▶ _指示 1_: ページ抜粋によると、バタフライタイプのパッケージ10の底板12にはCuW合金などの材料が使われています。それはこの材料がどのような性質を持つからか、一文で説明してください。

▶ _ページ抜粋_:
╭──

例えば、通常バタフライタイプのパッケージ10の枠体11は、鉄−ニッケル−コバルト合金(Fe-Ni-Co合金)などの合金で構成され、底板12は、放熱性(熱伝導性)の高い、CuW合金などの材料で構成されている。
【0014】
また、ステムタイプのパッケージ15では、載置部16はCuW合金などの材料、底板17はSPCC等の材料が用いられている。
そして、このようなバタフライタイプのパッケージ10およびステムタイプのパッケージ15のCuW材料は、溶浸法または金属粉末射出成型法(以下、MIM法とする)により形成される。また、Fe−Ni−Co合金やSPCC等の材料は溶浸法、MIM法により形成される。

╰──

▶ _指示 2_: 記録の冒頭の行から「363, 570, 372]」を含む行までを、両端の行も含めてそのまま引用してください。

▶ _提供データ_:
╭──

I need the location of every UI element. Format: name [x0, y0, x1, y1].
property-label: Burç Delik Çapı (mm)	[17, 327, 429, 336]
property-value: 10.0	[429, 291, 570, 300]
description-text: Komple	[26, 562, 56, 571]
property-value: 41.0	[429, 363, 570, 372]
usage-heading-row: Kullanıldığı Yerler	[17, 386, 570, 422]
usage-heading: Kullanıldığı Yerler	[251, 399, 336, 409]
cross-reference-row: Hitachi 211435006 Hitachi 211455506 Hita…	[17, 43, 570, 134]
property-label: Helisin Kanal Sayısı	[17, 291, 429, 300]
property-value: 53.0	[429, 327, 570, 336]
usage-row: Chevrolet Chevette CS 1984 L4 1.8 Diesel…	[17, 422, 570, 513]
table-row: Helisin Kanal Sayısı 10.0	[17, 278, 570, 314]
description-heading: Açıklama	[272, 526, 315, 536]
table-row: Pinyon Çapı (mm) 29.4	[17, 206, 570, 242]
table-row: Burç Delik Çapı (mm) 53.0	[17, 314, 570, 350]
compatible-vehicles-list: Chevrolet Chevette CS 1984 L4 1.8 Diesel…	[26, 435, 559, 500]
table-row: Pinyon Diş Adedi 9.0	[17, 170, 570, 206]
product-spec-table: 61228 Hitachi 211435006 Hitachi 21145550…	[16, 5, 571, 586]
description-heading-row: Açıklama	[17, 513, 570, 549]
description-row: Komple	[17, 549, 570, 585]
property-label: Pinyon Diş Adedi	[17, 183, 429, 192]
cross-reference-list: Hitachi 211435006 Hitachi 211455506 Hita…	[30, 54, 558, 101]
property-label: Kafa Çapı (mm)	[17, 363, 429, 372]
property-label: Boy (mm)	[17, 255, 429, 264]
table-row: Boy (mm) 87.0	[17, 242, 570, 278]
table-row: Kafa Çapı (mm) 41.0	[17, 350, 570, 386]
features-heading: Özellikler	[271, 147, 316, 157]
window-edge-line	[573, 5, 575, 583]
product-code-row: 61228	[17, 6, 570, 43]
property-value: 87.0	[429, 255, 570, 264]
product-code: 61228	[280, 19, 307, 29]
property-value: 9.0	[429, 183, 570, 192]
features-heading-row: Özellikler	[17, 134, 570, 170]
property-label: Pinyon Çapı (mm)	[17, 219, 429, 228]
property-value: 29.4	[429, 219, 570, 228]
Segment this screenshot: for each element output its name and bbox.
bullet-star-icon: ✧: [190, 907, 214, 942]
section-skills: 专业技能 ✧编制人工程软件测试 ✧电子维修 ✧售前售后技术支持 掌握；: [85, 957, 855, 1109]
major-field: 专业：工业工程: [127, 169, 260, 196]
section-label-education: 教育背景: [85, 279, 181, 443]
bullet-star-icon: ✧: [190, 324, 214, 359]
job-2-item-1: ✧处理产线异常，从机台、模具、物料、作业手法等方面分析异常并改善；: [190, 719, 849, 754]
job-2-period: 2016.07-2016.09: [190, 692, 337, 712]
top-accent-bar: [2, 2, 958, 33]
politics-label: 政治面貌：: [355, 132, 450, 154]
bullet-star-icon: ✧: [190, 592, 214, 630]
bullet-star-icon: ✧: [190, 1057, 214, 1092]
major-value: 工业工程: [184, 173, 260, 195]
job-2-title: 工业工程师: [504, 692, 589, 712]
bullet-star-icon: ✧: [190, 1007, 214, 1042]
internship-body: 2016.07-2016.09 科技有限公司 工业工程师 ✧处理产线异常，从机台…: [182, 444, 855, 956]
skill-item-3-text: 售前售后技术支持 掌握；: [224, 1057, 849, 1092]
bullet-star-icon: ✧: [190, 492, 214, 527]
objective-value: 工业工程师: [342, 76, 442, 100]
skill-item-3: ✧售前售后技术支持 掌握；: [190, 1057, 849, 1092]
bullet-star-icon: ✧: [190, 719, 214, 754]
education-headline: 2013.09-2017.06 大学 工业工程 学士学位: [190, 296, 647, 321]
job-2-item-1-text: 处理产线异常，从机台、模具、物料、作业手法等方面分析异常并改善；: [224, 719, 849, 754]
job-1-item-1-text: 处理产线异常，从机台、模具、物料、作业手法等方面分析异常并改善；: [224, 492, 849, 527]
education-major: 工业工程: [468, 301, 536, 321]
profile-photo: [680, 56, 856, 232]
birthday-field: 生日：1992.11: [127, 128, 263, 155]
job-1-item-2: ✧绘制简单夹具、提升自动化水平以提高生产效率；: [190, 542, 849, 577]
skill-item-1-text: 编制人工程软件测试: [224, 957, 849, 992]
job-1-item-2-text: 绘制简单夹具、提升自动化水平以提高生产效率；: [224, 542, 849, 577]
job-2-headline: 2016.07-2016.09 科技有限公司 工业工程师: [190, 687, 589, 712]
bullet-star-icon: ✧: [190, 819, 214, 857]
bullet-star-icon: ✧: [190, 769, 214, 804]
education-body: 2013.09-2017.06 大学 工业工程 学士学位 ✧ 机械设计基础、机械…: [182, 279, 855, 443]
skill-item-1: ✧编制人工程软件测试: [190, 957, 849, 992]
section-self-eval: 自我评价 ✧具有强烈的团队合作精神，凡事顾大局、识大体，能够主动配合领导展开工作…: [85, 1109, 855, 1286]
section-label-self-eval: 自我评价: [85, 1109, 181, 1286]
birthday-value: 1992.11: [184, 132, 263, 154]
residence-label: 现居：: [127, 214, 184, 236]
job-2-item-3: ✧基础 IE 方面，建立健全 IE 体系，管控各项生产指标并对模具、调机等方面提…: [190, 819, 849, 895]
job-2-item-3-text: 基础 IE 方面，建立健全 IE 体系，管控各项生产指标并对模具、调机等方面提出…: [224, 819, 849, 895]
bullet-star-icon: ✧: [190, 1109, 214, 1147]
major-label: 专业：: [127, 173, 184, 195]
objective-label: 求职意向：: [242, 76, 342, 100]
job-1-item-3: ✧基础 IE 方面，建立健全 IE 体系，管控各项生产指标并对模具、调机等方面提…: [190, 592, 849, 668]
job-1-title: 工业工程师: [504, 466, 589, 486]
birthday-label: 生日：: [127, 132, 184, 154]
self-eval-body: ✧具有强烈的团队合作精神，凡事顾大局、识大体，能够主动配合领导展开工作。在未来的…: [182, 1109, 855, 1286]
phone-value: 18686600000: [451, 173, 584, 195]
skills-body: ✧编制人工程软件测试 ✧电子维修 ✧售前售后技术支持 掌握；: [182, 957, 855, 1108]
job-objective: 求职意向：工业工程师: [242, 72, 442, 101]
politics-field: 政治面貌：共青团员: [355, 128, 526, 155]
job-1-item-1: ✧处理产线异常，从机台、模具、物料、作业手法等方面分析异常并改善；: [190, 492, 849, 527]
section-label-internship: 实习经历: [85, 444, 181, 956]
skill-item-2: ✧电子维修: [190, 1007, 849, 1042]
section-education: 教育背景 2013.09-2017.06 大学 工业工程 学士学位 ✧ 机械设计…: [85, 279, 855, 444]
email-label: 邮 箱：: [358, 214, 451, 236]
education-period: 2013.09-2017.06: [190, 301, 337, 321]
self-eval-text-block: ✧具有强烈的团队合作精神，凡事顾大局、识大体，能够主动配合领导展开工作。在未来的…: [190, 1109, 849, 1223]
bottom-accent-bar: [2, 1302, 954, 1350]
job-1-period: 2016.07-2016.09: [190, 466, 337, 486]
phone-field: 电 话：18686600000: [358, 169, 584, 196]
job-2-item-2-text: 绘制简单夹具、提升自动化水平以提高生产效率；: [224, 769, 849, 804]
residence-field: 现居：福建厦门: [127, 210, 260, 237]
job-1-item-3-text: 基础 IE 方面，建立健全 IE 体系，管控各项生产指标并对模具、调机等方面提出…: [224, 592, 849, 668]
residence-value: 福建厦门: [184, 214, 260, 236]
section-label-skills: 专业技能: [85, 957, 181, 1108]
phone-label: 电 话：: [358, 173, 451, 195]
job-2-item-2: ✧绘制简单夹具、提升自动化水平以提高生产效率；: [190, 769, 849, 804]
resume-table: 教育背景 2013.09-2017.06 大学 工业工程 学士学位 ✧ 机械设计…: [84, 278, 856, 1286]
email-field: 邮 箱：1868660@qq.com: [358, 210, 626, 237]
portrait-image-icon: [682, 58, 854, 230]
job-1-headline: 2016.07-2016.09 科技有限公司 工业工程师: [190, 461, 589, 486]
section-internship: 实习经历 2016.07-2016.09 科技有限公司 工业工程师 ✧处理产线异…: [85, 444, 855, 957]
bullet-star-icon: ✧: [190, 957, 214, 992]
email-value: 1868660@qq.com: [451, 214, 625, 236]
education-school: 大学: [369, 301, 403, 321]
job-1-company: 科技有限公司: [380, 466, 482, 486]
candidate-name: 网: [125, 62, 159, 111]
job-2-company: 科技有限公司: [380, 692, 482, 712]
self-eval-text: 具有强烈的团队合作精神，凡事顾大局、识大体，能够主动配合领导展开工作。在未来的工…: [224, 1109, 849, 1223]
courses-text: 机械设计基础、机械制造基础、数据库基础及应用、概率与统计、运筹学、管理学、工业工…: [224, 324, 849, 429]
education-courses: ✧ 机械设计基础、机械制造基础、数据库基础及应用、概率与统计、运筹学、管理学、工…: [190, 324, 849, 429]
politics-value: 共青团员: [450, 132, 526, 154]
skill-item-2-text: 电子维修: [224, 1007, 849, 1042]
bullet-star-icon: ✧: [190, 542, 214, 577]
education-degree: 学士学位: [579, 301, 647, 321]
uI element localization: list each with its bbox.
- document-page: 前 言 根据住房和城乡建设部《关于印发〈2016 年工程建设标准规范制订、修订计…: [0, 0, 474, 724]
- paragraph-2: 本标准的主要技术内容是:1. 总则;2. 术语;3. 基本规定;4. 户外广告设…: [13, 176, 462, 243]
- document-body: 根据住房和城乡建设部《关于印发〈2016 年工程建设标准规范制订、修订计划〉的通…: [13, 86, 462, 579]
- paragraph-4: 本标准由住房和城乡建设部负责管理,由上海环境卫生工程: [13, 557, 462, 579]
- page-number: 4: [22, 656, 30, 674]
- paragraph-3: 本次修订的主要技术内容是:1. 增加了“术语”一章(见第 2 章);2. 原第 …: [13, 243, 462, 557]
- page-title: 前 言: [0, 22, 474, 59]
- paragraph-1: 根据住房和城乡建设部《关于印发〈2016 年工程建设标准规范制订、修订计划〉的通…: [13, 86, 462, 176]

╰──

▶ _最終結果 1_: CuW合金などは放熱性（熱伝導性）の高い材料だからです。

▶ _最終結果 2_:
I need the location of every UI element. Format: name [x0, y0, x1, y1].
property-label: Burç Delik Çapı (mm)	[17, 327, 429, 336]
property-value: 10.0	[429, 291, 570, 300]
description-text: Komple	[26, 562, 56, 571]
property-value: 41.0	[429, 363, 570, 372]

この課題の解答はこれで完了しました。